* [Records shown]:
★ ★ ★
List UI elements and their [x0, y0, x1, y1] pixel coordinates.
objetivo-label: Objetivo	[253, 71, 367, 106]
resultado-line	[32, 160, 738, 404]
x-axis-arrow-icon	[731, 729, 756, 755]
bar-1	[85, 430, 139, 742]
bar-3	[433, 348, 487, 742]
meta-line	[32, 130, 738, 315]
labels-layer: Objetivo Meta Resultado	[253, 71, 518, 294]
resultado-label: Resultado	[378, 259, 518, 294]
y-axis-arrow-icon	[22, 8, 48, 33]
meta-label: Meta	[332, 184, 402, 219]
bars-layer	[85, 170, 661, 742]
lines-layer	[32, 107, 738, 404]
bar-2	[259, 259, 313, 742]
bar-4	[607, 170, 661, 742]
★ ★ ★
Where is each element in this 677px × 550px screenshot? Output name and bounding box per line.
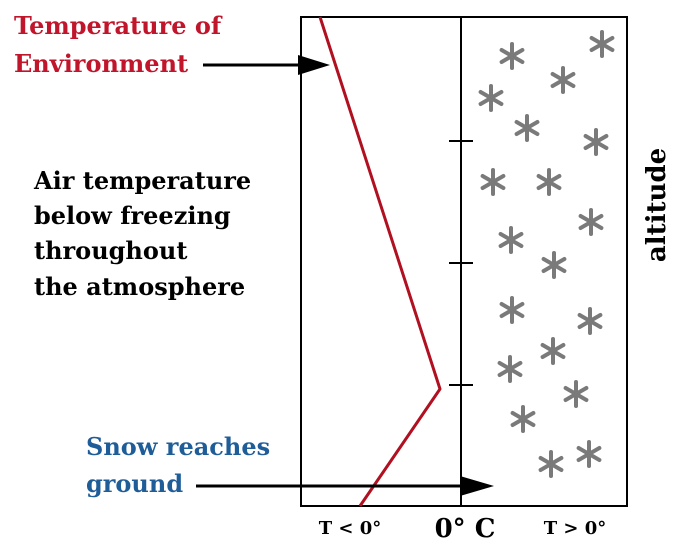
★ ★ ★
* [Given task]: Pull out each row in the two blocks above that contains the string "axis", and copy those rows unchanged.

* [Written solution]:
x-axis-arrow-icon	[731, 729, 756, 755]
y-axis-arrow-icon	[22, 8, 48, 33]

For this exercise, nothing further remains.